§ STATED PROBLEM A:
In the listing, rewrite the lines beginning at the one containing "95, 394, 109]" and ending after the one containing "284, 177, 299]", replacing "panel-b-point" with "panel-b-marker" and leaving everything else unchanged. Return only those lines.

§ PASSAGE:
┌──

Re: indirect labor, the real wage, and the production of surplus value

From: ajit sinha (sinha_a99@YAHOO.COM)
Date: Thu Nov 20 2003 - 02:10:22 EST

--- "michael a. lebowitz" <mlebowit@SFU.CA> wrote:
> Rakesh wrote:
> > > >>  Confused here. I thought you were chiding
> > > Michael L
> > > >>  for not having
> > > >>  a causal theory but then you seem to suggest
> > > that
> > > >>  attribution of
> > > >>  causes is superstitious?
> > > >_________________
> And Ajit responded:
> > > >
> > > >How can I chid Michael L! What I was humbly
> > > pointing
> > > >out was that he is developing a causal
> explanation,
> > > >but his explanation turns out to be circular--a
> no!
> > > >no! for any causal theory.
> Now, I'm confused. I simply posed the proposition---
> let us assume the rate
> of exploitation given (as Marx assumed in Vol3, Ch.
> 13 and as he discussed
> in the 1861-63 Economic Manuscript) and I suggested
> that we justify this by
> assuming that the balance of class forces is given
> at a given point of
> time. (In my chapter, 'Wages', I introduce the
> degree of separation among
> workers as a variable and assume that given at a
> given point of time.)

└──

§ RECORDED INFORMATION:

┌──

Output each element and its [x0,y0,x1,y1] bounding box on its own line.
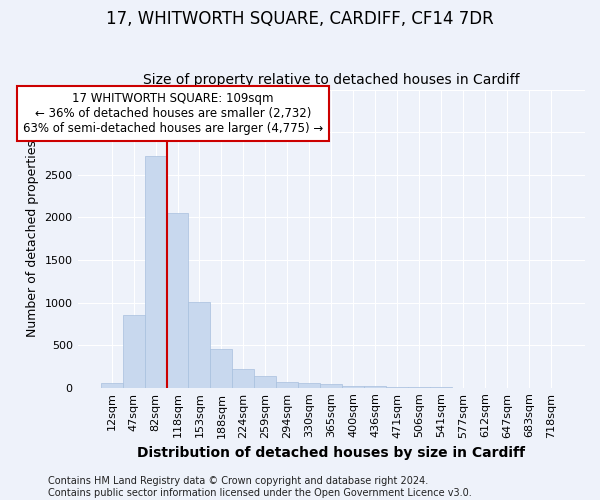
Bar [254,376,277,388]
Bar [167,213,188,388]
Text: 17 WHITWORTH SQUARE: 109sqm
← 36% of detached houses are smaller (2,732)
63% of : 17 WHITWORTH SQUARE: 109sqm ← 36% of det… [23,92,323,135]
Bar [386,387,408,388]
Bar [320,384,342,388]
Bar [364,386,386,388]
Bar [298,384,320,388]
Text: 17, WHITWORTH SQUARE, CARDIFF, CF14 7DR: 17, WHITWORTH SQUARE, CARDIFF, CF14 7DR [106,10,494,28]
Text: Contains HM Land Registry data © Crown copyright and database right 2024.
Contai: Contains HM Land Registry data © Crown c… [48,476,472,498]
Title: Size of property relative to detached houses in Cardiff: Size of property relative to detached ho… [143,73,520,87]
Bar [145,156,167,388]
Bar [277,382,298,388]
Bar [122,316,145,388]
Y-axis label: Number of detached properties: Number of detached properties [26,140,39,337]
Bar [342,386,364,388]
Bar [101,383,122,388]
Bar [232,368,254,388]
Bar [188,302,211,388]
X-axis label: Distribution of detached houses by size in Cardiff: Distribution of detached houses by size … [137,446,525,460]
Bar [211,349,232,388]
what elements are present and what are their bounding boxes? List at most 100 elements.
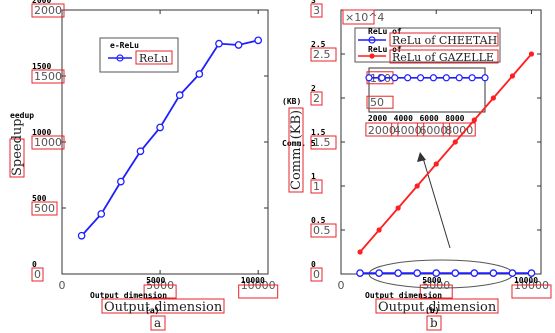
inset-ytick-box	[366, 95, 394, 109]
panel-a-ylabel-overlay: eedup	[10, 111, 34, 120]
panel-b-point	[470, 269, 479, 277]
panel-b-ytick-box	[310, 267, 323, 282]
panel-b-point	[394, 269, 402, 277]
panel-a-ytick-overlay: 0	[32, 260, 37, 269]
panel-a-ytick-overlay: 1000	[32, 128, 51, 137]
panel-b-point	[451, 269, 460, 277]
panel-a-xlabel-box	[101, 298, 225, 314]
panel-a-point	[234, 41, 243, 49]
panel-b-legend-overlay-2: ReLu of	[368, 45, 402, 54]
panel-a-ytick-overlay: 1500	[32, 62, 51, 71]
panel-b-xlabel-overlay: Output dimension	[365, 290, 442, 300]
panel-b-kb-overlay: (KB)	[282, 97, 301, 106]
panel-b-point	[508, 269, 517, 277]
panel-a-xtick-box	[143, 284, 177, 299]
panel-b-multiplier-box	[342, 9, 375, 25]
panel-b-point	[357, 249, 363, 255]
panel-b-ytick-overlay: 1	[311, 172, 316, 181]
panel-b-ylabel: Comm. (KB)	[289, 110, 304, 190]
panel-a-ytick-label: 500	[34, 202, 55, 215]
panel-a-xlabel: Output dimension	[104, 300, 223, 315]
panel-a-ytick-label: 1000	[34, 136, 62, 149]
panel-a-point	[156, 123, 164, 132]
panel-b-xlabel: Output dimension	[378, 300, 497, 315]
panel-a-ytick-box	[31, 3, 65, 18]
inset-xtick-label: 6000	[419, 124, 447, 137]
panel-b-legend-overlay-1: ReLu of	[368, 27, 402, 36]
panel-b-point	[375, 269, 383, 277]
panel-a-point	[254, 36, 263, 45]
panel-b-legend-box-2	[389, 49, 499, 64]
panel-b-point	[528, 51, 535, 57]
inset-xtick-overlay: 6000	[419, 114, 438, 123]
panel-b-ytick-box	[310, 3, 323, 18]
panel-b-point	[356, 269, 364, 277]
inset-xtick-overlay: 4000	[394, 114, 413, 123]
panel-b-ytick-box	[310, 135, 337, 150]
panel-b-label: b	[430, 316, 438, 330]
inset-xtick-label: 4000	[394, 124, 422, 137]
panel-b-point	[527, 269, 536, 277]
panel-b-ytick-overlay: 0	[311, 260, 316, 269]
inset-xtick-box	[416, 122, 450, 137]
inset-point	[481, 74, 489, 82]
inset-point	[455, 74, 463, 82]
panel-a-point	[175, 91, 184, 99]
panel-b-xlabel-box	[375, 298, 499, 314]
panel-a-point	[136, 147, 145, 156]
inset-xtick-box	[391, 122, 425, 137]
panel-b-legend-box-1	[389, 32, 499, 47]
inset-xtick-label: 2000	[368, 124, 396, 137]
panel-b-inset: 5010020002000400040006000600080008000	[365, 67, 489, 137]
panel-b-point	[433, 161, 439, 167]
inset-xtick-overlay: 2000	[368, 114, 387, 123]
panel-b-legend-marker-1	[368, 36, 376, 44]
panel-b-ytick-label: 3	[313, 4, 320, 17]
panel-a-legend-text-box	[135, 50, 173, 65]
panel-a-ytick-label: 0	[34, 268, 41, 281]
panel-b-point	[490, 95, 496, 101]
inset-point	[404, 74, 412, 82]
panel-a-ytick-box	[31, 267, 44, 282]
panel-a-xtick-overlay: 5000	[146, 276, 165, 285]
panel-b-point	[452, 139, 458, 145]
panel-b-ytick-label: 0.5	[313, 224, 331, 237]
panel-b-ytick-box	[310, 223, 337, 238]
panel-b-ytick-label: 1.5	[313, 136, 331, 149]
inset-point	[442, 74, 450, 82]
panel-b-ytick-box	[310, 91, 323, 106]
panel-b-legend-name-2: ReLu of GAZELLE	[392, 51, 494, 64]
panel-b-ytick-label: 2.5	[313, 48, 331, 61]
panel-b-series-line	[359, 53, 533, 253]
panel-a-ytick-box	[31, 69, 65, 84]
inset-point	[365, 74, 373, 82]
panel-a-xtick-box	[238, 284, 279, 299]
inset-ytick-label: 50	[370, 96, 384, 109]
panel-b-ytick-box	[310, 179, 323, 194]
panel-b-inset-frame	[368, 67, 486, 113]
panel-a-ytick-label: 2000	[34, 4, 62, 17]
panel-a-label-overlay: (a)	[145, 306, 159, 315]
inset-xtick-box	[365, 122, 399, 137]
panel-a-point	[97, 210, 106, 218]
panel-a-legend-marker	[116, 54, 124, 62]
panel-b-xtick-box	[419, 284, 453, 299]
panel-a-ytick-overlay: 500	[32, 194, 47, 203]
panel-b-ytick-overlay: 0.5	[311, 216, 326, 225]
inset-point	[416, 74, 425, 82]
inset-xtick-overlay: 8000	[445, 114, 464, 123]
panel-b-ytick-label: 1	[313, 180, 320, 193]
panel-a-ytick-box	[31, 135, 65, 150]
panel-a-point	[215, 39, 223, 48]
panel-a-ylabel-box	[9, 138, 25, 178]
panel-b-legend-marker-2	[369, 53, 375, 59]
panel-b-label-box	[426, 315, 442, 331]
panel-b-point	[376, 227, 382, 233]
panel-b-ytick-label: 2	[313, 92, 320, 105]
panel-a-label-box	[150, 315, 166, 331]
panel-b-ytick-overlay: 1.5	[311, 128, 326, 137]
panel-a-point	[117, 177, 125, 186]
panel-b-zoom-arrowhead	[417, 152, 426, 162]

└──

§ STATED PROBLEM B:
From the post on the rate of exploitation, copy the passage beginning at the words "Date: Thu Nov" and ending after the words "causes is superstitious?".

§ WRITTEN RESPONSE A:
inset-ytick-box	[366, 95, 394, 109]
panel-a-ylabel-overlay: eedup	[10, 111, 34, 120]
panel-b-marker	[470, 269, 479, 277]
panel-b-ytick-box	[310, 267, 323, 282]
panel-b-marker	[394, 269, 402, 277]
panel-a-ytick-overlay: 0	[32, 260, 37, 269]
panel-a-ytick-overlay: 1000	[32, 128, 51, 137]
panel-b-marker	[451, 269, 460, 277]
panel-a-xlabel-box	[101, 298, 225, 314]
panel-a-point	[234, 41, 243, 49]
panel-b-legend-overlay-2: ReLu of	[368, 45, 402, 54]
panel-a-ytick-overlay: 1500	[32, 62, 51, 71]
panel-b-xlabel-overlay: Output dimension	[365, 290, 442, 300]
panel-b-kb-overlay: (KB)	[282, 97, 301, 106]
panel-b-marker	[508, 269, 517, 277]
panel-a-xtick-box	[143, 284, 177, 299]

§ WRITTEN RESPONSE B:
Date: Thu Nov 20 2003 - 02:10:22 EST

--- "michael a. lebowitz" <mlebowit@SFU.CA> wrote:
> Rakesh wrote:
> > > >>  Confused here. I thought you were chiding
> > > Michael L
> > > >>  for not having
> > > >>  a causal theory but then you seem to suggest
> > > that
> > > >>  attribution of
> > > >>  causes is superstitious?